> **What the task requires**
Take the line that contains "Give me the" and every line after it in the material below, and quote them exactly.
▶
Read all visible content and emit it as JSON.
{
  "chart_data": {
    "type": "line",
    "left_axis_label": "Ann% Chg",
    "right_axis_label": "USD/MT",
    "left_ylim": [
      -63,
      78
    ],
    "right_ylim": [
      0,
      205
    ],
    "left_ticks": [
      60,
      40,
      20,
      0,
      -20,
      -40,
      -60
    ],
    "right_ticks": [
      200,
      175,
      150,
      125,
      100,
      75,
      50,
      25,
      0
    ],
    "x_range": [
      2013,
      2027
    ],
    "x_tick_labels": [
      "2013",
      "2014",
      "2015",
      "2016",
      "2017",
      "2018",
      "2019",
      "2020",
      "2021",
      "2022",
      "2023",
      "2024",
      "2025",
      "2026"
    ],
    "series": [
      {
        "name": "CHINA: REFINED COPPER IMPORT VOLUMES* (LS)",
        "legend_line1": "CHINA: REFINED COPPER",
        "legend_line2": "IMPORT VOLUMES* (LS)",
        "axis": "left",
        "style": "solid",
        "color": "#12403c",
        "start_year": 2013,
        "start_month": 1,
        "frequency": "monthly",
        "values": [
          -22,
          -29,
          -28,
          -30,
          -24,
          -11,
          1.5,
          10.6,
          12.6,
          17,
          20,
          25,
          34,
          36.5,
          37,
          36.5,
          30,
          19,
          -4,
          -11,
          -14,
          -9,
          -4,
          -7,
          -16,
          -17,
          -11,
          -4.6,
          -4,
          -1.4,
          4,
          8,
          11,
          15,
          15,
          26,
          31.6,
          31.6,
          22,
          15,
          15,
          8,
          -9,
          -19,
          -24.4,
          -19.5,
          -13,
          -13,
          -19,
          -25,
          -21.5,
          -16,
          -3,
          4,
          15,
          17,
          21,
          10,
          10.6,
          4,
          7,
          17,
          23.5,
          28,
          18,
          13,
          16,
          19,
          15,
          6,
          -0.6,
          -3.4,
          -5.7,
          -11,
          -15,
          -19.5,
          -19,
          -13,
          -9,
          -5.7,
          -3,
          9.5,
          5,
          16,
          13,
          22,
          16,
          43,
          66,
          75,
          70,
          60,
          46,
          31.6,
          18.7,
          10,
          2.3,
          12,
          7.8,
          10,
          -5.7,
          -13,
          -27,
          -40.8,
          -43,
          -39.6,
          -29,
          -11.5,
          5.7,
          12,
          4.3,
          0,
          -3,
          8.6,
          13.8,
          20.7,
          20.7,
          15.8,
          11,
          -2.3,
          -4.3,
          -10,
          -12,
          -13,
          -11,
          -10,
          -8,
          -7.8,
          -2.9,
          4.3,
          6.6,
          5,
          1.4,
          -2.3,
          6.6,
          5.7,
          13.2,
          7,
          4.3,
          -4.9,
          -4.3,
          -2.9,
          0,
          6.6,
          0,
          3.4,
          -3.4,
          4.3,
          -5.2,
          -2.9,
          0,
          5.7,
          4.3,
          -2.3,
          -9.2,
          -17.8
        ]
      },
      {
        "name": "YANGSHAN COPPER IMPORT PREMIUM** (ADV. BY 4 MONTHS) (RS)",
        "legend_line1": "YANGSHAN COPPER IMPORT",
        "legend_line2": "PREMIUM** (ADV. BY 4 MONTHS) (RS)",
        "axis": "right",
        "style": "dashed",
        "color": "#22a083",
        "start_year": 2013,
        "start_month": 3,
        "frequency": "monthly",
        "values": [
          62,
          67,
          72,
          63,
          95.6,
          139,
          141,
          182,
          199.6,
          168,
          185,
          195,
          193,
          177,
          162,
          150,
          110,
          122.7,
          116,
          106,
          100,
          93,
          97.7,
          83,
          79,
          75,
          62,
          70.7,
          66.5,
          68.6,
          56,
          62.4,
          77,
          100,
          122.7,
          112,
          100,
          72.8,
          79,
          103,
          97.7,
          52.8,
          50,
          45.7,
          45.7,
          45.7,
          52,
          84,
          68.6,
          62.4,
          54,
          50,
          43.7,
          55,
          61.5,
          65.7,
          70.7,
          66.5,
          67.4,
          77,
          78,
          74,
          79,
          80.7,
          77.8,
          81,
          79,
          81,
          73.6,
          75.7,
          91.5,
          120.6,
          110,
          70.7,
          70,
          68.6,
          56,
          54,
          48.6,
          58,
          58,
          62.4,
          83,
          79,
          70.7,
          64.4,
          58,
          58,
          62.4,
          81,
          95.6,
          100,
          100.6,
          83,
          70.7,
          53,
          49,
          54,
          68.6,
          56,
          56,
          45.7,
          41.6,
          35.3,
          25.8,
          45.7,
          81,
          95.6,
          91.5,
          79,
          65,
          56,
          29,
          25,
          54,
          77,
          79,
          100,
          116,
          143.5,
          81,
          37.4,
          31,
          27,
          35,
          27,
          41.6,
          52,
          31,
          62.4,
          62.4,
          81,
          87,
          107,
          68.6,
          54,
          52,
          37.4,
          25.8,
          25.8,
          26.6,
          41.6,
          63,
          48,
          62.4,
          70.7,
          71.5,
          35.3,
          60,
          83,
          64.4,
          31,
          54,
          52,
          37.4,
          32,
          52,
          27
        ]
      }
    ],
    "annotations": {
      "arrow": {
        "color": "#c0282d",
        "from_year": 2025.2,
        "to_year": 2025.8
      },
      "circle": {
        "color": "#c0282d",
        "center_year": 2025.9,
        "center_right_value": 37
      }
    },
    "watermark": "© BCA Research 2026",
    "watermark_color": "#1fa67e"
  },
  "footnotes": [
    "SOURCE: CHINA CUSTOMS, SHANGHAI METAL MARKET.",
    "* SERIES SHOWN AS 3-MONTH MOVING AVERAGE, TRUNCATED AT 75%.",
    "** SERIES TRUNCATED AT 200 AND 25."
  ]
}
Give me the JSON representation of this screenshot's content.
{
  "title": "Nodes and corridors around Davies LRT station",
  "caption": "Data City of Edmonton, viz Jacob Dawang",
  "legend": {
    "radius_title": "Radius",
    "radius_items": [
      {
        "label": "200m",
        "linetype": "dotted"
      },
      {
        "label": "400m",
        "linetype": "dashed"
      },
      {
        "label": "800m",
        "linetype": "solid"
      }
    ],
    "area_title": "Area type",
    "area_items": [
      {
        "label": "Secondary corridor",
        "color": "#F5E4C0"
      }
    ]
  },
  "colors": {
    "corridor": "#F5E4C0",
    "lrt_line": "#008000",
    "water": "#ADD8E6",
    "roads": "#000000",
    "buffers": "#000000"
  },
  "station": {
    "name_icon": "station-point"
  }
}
◀
> **Finished task**
Give me the JSON representation of this screenshot's content.
{
  "title": "Nodes and corridors around Davies LRT station",
  "caption": "Data City of Edmonton, viz Jacob Dawang",
  "legend": {
    "radius_title": "Radius",
    "radius_items": [
      {
        "label": "200m",
        "linetype": "dotted"
      },
      {
        "label": "400m",
        "linetype": "dashed"
      },
      {
        "label": "800m",
        "linetype": "solid"
      }
    ],
    "area_title": "Area type",
    "area_items": [
      {
        "label": "Secondary corridor",
        "color": "#F5E4C0"
      }
    ]
  },
  "colors": {
    "corridor": "#F5E4C0",
    "lrt_line": "#008000",
    "water": "#ADD8E6",
    "roads": "#000000",
    "buffers": "#000000"
  },
  "station": {
    "name_icon": "station-point"
  }
}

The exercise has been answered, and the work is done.